Required work - Restate every line of the material, word for word.

Given data -
--- BEGIN ---

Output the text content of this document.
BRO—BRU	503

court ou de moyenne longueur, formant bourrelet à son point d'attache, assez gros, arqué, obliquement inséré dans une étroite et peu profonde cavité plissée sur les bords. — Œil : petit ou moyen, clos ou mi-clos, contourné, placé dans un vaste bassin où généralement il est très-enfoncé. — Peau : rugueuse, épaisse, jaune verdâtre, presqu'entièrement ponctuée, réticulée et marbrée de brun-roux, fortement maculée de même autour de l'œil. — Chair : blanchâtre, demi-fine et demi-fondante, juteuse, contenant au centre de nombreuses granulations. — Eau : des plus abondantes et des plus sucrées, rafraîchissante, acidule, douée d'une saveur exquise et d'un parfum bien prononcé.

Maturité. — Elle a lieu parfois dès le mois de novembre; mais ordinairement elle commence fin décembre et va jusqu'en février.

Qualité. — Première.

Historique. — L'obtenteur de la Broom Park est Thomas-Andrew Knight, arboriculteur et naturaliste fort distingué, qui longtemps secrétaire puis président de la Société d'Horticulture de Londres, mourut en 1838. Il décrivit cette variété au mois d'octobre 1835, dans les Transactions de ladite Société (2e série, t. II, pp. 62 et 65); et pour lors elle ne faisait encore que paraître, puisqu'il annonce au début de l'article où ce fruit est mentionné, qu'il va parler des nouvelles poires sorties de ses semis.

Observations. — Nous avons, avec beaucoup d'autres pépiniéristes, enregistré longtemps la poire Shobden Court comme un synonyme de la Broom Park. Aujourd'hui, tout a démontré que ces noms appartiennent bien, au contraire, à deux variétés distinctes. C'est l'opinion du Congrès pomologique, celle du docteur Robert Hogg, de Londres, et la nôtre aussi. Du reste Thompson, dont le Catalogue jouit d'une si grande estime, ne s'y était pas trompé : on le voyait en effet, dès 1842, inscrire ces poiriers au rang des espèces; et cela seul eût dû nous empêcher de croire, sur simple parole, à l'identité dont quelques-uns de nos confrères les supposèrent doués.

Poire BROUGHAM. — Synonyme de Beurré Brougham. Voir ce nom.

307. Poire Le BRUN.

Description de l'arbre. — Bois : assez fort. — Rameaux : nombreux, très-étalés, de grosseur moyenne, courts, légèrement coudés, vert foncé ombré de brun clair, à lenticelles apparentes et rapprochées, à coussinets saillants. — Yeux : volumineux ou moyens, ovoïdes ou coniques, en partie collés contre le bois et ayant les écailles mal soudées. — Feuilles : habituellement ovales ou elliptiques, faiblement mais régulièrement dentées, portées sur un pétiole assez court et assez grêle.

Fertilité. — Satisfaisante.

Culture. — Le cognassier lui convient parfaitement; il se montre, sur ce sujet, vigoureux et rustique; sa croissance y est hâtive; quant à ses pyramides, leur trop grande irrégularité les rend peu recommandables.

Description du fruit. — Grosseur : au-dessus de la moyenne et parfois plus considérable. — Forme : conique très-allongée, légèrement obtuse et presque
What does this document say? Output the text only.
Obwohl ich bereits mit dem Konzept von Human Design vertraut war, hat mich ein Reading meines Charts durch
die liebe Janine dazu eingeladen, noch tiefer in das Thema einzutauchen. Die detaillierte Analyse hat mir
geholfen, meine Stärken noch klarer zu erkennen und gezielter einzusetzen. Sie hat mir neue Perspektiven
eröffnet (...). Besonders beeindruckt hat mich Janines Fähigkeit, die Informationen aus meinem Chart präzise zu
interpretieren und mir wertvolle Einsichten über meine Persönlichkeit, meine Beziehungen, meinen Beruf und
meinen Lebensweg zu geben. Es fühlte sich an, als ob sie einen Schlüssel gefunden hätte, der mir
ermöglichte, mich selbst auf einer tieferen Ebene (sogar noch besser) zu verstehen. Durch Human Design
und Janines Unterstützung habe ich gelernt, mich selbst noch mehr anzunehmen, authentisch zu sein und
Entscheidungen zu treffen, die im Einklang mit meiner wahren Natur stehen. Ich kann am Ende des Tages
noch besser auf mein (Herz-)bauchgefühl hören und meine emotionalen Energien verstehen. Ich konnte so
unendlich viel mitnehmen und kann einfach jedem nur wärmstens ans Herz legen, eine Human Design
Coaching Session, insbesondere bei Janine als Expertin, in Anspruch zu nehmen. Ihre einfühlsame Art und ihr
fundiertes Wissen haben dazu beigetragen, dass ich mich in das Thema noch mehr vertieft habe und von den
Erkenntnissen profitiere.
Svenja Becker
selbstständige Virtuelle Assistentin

--- END ---

Exercise result -
Output the text content of this document.
BRO—BRU	503

court ou de moyenne longueur, formant bourrelet à son point d'attache, assez gros, arqué, obliquement inséré dans une étroite et peu profonde cavité plissée sur les bords. — Œil : petit ou moyen, clos ou mi-clos, contourné, placé dans un vaste bassin où généralement il est très-enfoncé. — Peau : rugueuse, épaisse, jaune verdâtre, presqu'entièrement ponctuée, réticulée et marbrée de brun-roux, fortement maculée de même autour de l'œil. — Chair : blanchâtre, demi-fine et demi-fondante, juteuse, contenant au centre de nombreuses granulations. — Eau : des plus abondantes et des plus sucrées, rafraîchissante, acidule, douée d'une saveur exquise et d'un parfum bien prononcé.

Maturité. — Elle a lieu parfois dès le mois de novembre; mais ordinairement elle commence fin décembre et va jusqu'en février.

Qualité. — Première.

Historique. — L'obtenteur de la Broom Park est Thomas-Andrew Knight, arboriculteur et naturaliste fort distingué, qui longtemps secrétaire puis président de la Société d'Horticulture de Londres, mourut en 1838. Il décrivit cette variété au mois d'octobre 1835, dans les Transactions de ladite Société (2e série, t. II, pp. 62 et 65); et pour lors elle ne faisait encore que paraître, puisqu'il annonce au début de l'article où ce fruit est mentionné, qu'il va parler des nouvelles poires sorties de ses semis.

Observations. — Nous avons, avec beaucoup d'autres pépiniéristes, enregistré longtemps la poire Shobden Court comme un synonyme de la Broom Park. Aujourd'hui, tout a démontré que ces noms appartiennent bien, au contraire, à deux variétés distinctes. C'est l'opinion du Congrès pomologique, celle du docteur Robert Hogg, de Londres, et la nôtre aussi. Du reste Thompson, dont le Catalogue jouit d'une si grande estime, ne s'y était pas trompé : on le voyait en effet, dès 1842, inscrire ces poiriers au rang des espèces; et cela seul eût dû nous empêcher de croire, sur simple parole, à l'identité dont quelques-uns de nos confrères les supposèrent doués.

Poire BROUGHAM. — Synonyme de Beurré Brougham. Voir ce nom.

307. Poire Le BRUN.

Description de l'arbre. — Bois : assez fort. — Rameaux : nombreux, très-étalés, de grosseur moyenne, courts, légèrement coudés, vert foncé ombré de brun clair, à lenticelles apparentes et rapprochées, à coussinets saillants. — Yeux : volumineux ou moyens, ovoïdes ou coniques, en partie collés contre le bois et ayant les écailles mal soudées. — Feuilles : habituellement ovales ou elliptiques, faiblement mais régulièrement dentées, portées sur un pétiole assez court et assez grêle.

Fertilité. — Satisfaisante.

Culture. — Le cognassier lui convient parfaitement; il se montre, sur ce sujet, vigoureux et rustique; sa croissance y est hâtive; quant à ses pyramides, leur trop grande irrégularité les rend peu recommandables.

Description du fruit. — Grosseur : au-dessus de la moyenne et parfois plus considérable. — Forme : conique très-allongée, légèrement obtuse et presque
What does this document say? Output the text only.
Obwohl ich bereits mit dem Konzept von Human Design vertraut war, hat mich ein Reading meines Charts durch
die liebe Janine dazu eingeladen, noch tiefer in das Thema einzutauchen. Die detaillierte Analyse hat mir
geholfen, meine Stärken noch klarer zu erkennen und gezielter einzusetzen. Sie hat mir neue Perspektiven
eröffnet (...). Besonders beeindruckt hat mich Janines Fähigkeit, die Informationen aus meinem Chart präzise zu
interpretieren und mir wertvolle Einsichten über meine Persönlichkeit, meine Beziehungen, meinen Beruf und
meinen Lebensweg zu geben. Es fühlte sich an, als ob sie einen Schlüssel gefunden hätte, der mir
ermöglichte, mich selbst auf einer tieferen Ebene (sogar noch besser) zu verstehen. Durch Human Design
und Janines Unterstützung habe ich gelernt, mich selbst noch mehr anzunehmen, authentisch zu sein und
Entscheidungen zu treffen, die im Einklang mit meiner wahren Natur stehen. Ich kann am Ende des Tages
noch besser auf mein (Herz-)bauchgefühl hören und meine emotionalen Energien verstehen. Ich konnte so
unendlich viel mitnehmen und kann einfach jedem nur wärmstens ans Herz legen, eine Human Design
Coaching Session, insbesondere bei Janine als Expertin, in Anspruch zu nehmen. Ihre einfühlsame Art und ihr
fundiertes Wissen haben dazu beigetragen, dass ich mich in das Thema noch mehr vertieft habe und von den
Erkenntnissen profitiere.
Svenja Becker
selbstständige Virtuelle Assistentin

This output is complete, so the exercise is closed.